### Given exercise
Filter the records for lines holding the string "семейного".
**** Material for the task ****
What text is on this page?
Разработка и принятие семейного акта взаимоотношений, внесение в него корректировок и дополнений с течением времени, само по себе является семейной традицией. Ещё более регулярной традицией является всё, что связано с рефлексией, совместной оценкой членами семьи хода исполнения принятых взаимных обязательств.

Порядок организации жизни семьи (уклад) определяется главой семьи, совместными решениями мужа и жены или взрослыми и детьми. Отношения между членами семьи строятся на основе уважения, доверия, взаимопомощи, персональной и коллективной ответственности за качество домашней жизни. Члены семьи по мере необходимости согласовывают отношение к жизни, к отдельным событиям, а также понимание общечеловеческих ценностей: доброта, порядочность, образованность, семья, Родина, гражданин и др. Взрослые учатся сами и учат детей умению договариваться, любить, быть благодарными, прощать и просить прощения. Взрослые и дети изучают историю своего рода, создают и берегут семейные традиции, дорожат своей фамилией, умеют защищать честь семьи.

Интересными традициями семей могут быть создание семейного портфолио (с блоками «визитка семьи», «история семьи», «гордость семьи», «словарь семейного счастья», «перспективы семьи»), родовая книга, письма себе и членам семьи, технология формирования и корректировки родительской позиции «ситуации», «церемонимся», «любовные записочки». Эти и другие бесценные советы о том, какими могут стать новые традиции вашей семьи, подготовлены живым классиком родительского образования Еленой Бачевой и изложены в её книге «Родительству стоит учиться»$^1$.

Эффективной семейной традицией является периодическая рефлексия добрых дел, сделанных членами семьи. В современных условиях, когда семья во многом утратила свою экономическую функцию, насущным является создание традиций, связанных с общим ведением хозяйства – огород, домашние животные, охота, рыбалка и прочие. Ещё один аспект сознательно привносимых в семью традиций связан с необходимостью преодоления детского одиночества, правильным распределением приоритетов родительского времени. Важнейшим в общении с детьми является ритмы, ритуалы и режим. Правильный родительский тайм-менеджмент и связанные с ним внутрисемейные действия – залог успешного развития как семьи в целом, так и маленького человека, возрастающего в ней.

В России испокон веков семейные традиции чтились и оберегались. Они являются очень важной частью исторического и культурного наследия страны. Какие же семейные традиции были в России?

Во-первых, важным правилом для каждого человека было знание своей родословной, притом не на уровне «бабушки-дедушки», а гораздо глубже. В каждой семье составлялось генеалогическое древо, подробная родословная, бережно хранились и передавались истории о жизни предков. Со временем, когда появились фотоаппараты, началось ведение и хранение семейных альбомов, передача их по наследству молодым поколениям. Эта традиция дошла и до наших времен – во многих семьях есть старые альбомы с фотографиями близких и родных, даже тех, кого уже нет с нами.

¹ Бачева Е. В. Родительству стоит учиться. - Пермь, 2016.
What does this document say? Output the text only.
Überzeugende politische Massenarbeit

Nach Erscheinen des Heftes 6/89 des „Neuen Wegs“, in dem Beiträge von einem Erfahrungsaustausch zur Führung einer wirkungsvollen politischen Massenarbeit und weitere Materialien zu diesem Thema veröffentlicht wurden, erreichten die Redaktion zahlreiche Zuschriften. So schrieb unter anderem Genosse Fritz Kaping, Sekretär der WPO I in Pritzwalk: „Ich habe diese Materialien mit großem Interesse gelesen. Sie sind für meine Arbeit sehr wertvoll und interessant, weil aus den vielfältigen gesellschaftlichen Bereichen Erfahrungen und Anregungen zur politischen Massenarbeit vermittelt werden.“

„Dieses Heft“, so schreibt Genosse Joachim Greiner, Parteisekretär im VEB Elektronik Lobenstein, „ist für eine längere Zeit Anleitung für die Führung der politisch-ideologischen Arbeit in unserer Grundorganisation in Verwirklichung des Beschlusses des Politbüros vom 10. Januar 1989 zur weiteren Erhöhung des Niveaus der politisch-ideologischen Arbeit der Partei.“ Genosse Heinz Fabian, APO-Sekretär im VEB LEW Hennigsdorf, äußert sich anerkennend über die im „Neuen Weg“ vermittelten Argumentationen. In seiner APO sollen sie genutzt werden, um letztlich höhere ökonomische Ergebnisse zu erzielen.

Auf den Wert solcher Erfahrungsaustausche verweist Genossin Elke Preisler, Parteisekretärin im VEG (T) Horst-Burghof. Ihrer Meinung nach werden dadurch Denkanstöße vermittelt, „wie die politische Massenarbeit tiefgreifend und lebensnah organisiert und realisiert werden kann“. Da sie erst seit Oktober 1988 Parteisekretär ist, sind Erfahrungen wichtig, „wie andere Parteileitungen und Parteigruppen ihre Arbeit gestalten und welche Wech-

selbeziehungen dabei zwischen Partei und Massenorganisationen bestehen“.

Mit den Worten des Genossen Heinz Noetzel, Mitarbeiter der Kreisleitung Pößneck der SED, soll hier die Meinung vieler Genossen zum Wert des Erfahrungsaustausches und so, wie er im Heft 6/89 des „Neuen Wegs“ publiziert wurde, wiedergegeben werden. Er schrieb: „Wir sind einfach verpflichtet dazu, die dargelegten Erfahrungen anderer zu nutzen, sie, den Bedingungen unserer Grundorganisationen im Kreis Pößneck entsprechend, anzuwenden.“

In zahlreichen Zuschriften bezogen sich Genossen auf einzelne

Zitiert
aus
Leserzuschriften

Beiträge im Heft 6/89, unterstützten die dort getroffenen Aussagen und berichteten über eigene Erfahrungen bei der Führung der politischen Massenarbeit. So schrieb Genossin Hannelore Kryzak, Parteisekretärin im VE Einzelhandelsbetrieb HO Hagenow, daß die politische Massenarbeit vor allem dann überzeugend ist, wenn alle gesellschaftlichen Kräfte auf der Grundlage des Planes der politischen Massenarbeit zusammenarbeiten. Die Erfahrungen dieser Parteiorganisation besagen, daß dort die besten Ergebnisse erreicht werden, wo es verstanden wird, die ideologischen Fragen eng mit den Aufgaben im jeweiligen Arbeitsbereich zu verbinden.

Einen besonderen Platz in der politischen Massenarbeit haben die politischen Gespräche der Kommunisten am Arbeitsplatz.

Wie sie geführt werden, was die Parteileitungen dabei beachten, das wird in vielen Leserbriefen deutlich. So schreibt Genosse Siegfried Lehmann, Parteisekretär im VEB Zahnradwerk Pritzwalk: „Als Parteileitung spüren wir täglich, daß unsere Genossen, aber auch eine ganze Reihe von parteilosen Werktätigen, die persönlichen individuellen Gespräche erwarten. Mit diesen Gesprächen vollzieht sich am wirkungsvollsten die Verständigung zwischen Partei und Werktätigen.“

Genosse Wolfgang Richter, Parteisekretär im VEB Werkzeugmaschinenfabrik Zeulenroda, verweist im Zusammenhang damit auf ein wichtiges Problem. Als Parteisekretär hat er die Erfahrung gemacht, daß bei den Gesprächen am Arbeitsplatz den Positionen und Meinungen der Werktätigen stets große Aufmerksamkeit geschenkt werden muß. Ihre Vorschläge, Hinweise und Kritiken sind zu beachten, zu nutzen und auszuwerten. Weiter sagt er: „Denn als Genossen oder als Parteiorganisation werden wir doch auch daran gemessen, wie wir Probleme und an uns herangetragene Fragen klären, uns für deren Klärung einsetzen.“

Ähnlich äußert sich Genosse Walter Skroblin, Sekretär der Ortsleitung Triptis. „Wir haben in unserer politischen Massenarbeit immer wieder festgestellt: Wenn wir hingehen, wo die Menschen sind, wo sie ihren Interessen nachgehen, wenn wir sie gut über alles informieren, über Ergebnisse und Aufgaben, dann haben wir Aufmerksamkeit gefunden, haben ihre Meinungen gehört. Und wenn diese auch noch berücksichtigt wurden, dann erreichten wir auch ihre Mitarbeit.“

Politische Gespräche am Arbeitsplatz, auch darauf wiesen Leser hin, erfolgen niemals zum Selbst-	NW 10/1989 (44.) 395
****
### The response
Разработка и принятие семейного акта взаимоотношений, внесение в него корректировок и дополнений с течением времени, само по себе является семейной традицией. Ещё более регулярной традицией является всё, что связано с рефлексией, совместной оценкой членами семьи хода исполнения принятых взаимных обязательств.
Интересными традициями семей могут быть создание семейного портфолио (с блоками «визитка семьи», «история семьи», «гордость семьи», «словарь семейного счастья», «перспективы семьи»), родовая книга, письма себе и членам семьи, технология формирования и корректировки родительской позиции «ситуации», «церемонимся», «любовные записочки». Эти и другие бесценные советы о том, какими могут стать новые традиции вашей семьи, подготовлены живым классиком родительского образования Еленой Бачевой и изложены в её книге «Родительству стоит учиться»$^1$.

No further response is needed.